JOB: Review the listing and copy each line that holds the word "handle".

LISTED RECORDS:
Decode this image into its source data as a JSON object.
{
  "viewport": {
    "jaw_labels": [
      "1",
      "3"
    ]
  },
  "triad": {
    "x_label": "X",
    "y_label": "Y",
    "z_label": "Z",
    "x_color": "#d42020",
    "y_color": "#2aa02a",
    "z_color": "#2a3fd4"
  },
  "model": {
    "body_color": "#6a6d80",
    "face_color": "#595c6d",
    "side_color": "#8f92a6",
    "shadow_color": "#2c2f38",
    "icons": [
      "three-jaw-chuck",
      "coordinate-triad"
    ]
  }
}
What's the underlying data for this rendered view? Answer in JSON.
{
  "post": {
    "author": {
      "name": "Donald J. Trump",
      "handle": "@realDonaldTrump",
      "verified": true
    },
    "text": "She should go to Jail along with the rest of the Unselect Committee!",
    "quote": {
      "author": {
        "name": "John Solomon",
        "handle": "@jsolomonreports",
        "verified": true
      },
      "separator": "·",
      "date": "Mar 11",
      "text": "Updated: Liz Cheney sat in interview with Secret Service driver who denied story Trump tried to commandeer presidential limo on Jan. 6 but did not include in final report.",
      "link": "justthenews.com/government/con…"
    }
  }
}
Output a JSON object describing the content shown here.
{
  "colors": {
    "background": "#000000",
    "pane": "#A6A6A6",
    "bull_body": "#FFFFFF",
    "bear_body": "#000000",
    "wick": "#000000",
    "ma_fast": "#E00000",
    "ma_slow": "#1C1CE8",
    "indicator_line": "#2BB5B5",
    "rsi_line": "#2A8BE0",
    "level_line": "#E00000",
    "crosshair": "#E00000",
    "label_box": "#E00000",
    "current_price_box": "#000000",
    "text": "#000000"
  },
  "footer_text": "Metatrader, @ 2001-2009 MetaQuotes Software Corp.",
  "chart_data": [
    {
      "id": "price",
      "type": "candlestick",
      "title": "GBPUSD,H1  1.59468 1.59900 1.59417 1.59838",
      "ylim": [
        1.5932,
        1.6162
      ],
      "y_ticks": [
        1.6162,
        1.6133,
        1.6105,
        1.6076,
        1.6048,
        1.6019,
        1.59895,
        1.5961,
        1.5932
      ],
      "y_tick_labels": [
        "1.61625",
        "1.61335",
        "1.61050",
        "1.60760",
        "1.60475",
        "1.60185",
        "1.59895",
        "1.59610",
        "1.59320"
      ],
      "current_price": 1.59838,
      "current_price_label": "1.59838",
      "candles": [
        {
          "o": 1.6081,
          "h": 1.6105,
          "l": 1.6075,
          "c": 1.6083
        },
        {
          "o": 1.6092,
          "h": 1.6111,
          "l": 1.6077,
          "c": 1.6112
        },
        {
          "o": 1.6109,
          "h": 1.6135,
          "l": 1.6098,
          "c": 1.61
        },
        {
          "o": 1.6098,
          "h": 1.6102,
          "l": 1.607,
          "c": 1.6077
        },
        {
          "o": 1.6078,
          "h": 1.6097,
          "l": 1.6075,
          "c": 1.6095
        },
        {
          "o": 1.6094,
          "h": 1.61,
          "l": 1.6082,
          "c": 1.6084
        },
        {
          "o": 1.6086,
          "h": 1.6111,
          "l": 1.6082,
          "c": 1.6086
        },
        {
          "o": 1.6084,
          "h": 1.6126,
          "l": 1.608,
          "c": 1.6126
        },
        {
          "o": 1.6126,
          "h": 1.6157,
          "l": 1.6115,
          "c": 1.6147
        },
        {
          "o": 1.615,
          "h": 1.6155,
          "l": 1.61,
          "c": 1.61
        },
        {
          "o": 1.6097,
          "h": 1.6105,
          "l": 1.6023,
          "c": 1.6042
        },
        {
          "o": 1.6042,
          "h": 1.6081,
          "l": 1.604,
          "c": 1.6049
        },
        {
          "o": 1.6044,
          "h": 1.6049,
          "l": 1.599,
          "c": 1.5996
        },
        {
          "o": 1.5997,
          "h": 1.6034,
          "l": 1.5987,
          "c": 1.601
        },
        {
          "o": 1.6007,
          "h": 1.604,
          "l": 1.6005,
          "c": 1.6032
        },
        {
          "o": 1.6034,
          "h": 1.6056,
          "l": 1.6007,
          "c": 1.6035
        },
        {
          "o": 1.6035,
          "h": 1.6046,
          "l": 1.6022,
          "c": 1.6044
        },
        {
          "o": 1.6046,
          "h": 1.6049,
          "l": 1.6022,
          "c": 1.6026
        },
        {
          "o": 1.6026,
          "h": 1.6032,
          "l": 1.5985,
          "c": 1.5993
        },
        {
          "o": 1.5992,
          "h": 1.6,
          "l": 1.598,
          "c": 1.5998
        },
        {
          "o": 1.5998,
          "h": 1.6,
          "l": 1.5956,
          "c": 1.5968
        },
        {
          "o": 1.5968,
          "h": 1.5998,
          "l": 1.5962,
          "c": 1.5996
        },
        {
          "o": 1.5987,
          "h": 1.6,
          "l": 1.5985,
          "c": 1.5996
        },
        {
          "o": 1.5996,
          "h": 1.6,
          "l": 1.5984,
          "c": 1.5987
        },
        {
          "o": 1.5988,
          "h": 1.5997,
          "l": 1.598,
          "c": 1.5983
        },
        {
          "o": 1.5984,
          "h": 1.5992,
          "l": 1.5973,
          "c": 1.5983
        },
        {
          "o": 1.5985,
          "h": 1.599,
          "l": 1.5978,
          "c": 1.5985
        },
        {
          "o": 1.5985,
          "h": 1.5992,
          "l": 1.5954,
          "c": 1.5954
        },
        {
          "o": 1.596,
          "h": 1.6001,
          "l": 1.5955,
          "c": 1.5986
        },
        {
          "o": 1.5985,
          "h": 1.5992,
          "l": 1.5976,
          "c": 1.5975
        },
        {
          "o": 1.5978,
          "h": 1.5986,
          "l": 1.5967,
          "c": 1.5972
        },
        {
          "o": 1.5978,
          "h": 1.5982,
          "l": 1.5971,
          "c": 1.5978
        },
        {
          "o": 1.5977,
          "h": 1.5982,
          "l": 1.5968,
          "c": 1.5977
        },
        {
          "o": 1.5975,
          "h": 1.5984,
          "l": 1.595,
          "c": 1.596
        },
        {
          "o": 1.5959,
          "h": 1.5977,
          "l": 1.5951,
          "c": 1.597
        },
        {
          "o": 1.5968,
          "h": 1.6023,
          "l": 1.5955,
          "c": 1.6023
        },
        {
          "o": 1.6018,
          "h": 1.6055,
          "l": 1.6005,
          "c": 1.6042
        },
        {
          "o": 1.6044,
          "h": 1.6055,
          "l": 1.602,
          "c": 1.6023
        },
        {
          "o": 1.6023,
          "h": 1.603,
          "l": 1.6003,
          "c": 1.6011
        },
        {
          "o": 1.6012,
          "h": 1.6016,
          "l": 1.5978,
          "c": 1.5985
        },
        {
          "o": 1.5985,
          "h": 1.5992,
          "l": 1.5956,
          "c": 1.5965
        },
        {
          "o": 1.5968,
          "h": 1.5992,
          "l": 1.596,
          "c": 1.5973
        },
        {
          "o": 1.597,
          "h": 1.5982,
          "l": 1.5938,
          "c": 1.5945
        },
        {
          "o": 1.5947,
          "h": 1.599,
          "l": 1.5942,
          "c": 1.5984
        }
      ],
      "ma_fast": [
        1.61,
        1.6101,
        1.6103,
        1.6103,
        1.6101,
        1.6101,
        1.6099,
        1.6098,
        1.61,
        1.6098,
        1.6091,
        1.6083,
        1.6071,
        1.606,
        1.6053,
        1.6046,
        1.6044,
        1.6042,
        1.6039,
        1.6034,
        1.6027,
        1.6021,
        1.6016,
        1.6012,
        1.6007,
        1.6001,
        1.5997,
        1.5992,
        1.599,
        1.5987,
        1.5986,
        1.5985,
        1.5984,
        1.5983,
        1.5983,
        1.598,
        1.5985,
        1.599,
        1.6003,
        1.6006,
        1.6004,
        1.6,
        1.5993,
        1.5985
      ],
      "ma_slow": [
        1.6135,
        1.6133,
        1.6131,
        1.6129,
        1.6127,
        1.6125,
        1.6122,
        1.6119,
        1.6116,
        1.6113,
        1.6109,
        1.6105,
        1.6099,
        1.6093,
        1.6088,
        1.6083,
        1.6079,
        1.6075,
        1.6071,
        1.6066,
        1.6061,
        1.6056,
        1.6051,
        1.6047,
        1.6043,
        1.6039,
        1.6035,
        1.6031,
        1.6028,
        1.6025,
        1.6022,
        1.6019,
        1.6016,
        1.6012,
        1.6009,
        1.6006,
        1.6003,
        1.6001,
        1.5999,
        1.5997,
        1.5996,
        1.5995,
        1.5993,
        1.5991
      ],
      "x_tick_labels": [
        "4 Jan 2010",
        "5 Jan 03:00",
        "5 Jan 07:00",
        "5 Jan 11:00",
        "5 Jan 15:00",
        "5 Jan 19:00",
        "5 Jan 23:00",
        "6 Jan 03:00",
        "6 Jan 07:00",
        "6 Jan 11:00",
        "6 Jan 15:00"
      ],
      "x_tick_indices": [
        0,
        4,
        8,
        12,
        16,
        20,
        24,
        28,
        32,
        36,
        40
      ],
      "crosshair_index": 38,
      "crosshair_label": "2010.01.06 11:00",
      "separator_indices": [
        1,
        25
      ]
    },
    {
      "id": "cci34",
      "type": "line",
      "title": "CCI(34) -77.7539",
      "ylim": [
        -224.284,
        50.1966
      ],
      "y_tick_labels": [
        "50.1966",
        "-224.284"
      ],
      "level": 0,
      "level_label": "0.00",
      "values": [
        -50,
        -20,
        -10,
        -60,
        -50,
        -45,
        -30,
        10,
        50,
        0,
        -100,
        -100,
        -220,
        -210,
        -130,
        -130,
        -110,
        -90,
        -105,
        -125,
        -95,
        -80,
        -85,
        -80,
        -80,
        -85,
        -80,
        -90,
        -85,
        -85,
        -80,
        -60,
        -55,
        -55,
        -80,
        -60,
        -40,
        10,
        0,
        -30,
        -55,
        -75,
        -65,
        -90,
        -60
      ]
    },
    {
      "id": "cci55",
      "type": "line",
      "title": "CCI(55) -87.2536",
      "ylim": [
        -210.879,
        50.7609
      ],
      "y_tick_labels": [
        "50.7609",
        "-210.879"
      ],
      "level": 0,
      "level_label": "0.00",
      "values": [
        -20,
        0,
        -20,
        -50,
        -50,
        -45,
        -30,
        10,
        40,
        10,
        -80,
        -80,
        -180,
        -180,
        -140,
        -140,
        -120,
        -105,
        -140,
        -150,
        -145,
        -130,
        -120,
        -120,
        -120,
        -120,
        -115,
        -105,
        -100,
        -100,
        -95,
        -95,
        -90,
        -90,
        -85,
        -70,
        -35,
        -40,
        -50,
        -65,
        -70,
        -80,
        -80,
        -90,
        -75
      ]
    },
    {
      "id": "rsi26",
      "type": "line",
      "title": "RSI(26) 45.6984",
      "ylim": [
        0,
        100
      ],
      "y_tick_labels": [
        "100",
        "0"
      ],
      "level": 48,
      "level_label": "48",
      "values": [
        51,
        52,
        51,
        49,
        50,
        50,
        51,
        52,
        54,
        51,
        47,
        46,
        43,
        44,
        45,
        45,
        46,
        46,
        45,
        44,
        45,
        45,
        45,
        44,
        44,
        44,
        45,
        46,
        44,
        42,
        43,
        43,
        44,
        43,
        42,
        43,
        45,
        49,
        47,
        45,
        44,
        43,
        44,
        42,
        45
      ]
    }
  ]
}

ANSWER IN FULL:
      "handle": "@realDonaldTrump",
        "handle": "@jsolomonreports",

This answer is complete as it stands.